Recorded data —
=-=-=-=-=
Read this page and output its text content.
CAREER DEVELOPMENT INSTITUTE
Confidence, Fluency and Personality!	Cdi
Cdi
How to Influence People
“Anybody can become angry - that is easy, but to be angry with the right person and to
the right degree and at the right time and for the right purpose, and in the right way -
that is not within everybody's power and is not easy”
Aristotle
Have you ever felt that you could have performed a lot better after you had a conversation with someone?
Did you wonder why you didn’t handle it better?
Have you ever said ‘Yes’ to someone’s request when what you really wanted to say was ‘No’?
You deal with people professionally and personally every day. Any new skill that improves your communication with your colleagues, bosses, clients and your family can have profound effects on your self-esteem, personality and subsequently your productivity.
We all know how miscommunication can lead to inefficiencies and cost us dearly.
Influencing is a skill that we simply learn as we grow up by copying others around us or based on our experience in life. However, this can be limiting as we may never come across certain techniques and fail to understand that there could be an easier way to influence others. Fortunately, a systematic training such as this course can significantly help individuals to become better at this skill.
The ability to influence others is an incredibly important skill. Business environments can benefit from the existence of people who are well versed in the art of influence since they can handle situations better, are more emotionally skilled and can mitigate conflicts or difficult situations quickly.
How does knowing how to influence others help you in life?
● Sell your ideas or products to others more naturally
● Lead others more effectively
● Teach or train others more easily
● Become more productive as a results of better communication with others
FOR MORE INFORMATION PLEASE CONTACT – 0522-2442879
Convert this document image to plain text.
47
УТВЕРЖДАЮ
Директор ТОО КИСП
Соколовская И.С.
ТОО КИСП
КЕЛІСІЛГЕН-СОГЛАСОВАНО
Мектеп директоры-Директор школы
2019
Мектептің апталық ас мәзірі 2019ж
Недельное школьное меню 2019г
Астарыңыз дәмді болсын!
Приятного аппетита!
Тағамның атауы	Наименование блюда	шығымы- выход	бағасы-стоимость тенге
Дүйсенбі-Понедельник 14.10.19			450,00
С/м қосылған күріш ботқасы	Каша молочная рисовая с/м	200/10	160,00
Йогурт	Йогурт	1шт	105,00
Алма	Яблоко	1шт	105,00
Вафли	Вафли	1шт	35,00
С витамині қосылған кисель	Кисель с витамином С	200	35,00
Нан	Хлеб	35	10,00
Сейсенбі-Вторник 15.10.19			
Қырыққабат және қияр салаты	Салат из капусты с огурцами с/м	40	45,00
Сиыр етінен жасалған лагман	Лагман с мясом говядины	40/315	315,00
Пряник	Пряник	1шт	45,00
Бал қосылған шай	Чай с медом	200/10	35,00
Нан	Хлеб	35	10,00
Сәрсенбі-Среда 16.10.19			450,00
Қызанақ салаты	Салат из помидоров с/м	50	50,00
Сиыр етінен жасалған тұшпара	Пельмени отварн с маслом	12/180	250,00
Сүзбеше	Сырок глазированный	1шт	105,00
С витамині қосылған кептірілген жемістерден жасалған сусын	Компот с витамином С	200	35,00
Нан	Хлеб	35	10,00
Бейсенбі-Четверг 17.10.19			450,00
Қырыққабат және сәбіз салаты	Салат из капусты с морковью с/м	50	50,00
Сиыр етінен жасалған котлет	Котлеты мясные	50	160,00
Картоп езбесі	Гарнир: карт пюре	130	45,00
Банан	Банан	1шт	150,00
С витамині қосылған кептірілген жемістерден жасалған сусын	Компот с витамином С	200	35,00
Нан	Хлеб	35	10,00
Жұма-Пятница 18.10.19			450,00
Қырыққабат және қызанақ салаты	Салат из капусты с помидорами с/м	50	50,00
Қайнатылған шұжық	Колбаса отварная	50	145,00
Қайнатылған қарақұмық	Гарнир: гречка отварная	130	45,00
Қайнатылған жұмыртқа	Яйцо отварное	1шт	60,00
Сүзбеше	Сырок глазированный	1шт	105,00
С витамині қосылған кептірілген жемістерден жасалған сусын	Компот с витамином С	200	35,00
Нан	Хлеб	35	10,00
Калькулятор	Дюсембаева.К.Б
=-=-=-=-=
Exercise brief — Each line that contains the word "салаты" counts toward the total; give only that total.

Task answer — 4